╭─ Record list

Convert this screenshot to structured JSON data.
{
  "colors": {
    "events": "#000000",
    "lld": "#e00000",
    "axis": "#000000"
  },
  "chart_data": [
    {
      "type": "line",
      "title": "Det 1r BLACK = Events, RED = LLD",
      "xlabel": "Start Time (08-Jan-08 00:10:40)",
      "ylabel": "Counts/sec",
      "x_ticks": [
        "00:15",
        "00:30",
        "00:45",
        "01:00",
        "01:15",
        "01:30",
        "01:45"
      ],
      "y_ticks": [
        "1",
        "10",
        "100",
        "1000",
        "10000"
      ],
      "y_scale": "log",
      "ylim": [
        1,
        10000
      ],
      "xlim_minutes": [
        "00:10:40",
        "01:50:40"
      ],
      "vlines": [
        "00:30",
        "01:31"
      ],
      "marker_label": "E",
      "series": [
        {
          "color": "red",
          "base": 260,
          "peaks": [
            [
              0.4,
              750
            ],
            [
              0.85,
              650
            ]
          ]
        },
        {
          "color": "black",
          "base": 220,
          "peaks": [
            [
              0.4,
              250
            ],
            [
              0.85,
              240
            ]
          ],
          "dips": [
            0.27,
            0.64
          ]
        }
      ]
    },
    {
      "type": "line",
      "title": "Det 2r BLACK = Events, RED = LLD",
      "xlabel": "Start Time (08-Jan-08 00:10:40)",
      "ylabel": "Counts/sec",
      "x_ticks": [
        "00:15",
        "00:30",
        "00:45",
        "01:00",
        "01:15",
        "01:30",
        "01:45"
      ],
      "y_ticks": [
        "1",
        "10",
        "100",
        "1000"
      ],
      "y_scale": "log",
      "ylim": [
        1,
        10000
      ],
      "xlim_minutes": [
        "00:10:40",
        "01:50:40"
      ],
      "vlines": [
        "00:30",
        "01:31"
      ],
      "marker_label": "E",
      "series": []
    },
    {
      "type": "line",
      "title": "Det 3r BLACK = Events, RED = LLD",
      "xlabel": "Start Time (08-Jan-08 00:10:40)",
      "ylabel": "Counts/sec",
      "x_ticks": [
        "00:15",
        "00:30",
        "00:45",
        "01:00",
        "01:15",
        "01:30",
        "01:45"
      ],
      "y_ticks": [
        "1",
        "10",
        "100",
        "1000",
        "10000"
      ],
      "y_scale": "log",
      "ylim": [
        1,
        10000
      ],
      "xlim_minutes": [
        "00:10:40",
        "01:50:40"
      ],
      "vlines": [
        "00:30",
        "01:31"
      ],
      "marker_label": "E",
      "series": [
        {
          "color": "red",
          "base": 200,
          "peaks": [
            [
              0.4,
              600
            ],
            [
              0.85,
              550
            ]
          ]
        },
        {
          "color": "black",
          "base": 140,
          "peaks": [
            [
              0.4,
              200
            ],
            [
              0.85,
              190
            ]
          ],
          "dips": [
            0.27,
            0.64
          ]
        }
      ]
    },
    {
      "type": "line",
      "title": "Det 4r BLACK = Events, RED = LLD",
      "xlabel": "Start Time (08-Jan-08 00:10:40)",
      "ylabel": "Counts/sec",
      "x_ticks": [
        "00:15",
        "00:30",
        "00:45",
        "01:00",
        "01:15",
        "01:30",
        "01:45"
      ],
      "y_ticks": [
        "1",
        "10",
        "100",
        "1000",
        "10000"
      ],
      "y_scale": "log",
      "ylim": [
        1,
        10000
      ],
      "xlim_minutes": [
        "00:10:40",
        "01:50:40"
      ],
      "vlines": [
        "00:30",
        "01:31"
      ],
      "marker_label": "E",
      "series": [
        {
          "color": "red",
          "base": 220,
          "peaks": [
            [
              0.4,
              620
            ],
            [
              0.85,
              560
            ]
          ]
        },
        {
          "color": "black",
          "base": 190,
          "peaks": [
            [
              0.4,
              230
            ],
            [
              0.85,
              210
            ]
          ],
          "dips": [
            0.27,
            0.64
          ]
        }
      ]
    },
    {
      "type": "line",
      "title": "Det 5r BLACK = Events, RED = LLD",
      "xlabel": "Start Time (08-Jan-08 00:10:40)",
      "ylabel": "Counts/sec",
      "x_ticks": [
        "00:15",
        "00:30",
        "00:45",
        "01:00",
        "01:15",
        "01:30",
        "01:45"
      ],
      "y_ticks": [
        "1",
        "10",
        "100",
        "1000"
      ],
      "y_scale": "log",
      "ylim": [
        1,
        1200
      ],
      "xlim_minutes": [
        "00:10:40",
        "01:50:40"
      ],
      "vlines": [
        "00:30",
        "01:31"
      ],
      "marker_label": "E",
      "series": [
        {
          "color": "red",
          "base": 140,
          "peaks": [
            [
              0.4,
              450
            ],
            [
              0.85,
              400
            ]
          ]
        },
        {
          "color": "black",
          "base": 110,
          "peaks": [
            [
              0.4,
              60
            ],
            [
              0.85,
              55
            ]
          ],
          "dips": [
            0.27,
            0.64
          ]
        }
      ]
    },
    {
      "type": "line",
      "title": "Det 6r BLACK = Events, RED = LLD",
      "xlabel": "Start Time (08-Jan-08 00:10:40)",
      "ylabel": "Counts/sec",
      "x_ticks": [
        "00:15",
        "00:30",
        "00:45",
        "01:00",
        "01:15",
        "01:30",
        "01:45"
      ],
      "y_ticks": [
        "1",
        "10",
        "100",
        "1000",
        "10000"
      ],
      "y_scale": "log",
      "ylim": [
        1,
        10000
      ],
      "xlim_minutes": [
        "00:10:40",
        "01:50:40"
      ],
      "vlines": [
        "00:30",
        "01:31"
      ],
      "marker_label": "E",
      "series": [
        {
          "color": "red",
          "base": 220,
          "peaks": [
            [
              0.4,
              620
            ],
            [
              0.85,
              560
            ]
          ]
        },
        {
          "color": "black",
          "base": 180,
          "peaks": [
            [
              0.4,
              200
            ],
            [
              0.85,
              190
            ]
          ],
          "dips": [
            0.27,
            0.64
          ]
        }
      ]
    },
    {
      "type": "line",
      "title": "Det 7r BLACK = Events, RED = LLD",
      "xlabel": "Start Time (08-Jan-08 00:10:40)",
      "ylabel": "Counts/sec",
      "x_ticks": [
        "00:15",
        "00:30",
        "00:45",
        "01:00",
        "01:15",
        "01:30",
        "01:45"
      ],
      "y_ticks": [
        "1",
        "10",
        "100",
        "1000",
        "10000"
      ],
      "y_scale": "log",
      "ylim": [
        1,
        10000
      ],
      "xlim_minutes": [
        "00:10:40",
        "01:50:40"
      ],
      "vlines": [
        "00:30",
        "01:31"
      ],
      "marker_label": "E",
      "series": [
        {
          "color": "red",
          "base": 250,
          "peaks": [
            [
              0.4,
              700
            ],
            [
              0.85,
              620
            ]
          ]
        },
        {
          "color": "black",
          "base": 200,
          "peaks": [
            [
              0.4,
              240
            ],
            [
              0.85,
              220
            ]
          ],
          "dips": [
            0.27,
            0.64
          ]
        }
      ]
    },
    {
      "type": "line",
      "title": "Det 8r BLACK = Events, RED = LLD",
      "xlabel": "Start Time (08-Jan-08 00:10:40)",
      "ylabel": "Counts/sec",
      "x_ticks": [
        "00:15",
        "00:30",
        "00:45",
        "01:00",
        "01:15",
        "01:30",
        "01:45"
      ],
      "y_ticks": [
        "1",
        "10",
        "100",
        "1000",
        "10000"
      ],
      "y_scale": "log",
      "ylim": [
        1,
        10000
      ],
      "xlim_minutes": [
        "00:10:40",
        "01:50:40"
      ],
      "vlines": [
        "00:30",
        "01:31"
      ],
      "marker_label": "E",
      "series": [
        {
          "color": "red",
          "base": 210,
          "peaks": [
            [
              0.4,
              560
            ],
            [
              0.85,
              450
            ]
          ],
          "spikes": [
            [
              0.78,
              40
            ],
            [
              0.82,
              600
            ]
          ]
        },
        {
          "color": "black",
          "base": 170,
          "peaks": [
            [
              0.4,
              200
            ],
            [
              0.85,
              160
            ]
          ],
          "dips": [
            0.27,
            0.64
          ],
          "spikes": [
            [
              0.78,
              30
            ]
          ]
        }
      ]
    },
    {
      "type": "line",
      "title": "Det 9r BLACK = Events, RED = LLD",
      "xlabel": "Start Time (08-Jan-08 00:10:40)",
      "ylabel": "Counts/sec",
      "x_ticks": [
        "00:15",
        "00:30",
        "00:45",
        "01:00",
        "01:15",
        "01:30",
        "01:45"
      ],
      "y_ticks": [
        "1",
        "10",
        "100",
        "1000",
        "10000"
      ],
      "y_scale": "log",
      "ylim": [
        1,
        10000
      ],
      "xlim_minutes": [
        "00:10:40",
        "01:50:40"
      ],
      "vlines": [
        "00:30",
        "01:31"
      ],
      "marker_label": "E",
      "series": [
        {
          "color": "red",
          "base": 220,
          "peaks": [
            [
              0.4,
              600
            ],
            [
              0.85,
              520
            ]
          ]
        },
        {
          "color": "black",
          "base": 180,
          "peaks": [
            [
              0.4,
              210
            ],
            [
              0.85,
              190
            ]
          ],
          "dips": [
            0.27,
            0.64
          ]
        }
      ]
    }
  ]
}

╰─
╭─ Record list

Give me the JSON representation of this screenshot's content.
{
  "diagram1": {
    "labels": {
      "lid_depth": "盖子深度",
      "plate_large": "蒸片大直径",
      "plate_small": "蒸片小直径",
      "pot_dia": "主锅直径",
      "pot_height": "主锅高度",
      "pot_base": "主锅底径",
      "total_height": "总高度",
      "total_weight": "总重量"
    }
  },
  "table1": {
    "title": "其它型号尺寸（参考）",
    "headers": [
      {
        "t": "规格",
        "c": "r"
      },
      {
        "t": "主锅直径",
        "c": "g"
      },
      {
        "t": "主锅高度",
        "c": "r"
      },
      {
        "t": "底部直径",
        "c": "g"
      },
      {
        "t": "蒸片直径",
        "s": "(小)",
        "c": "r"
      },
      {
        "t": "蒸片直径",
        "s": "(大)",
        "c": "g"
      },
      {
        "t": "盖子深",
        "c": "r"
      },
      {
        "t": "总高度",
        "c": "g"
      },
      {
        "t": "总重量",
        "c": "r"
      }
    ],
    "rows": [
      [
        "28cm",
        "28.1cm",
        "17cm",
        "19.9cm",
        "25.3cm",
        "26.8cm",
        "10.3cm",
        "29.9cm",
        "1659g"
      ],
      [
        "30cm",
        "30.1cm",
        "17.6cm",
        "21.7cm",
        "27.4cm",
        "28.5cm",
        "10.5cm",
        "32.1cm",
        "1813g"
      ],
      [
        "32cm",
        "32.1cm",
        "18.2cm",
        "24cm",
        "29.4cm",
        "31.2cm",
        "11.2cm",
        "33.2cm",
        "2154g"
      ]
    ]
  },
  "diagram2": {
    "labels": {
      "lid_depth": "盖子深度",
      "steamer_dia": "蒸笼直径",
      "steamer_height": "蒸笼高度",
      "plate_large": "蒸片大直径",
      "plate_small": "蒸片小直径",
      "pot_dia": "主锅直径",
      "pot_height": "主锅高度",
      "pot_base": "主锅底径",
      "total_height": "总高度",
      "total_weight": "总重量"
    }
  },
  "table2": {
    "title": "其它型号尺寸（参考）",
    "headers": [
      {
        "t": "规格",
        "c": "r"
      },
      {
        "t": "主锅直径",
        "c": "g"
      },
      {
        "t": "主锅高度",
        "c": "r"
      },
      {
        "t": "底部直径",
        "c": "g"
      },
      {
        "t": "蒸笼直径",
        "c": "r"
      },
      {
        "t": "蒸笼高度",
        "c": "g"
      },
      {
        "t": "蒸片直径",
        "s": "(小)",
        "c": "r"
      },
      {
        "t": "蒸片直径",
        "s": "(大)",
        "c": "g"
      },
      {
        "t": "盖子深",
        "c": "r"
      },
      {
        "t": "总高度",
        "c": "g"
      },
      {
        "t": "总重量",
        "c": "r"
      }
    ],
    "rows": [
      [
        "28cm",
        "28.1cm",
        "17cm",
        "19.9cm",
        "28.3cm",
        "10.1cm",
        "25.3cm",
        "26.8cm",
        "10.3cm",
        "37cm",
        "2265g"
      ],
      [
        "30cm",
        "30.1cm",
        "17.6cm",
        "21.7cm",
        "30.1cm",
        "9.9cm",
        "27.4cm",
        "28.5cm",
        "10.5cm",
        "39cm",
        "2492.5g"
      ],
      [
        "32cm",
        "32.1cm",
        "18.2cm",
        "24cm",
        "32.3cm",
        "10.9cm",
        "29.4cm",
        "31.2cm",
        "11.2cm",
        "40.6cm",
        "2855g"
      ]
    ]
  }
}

╰─
╭─ Record list

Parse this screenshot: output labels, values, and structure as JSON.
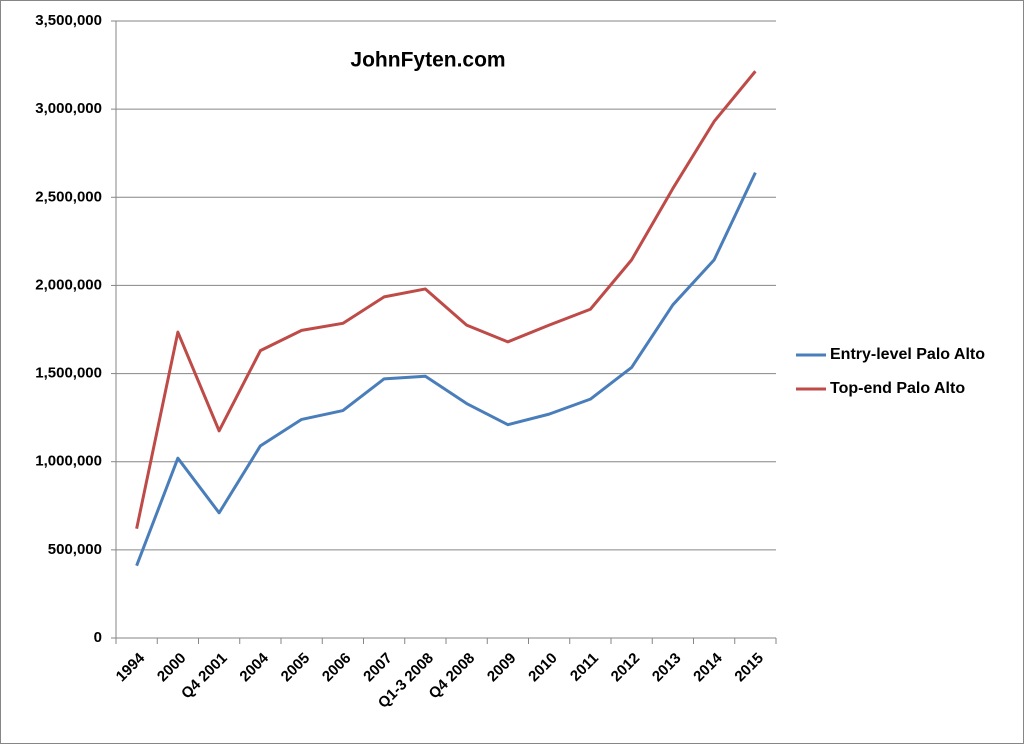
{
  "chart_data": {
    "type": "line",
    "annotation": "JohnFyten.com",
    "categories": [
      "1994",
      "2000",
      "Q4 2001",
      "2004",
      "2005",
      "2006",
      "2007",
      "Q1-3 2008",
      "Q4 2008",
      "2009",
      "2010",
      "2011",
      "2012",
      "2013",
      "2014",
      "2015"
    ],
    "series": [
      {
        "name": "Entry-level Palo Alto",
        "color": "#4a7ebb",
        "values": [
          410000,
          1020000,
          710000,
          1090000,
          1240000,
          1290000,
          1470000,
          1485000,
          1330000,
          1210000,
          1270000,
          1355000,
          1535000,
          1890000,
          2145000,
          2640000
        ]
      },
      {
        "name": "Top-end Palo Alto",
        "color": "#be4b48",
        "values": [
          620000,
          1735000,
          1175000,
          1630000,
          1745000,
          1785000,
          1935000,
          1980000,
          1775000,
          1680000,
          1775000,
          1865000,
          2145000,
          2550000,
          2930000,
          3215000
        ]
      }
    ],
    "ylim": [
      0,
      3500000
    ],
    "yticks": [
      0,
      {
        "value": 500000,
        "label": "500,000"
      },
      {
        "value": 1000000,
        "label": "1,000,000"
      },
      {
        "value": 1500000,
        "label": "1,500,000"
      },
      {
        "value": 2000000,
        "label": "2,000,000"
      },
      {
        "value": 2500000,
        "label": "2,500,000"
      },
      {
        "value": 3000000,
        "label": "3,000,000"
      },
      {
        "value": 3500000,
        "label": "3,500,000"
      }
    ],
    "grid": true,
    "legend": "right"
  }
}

╰─

What is asked: Return all lines containing "Alto".

Task output:
        "name": "Entry-level Palo Alto",
        "name": "Top-end Palo Alto",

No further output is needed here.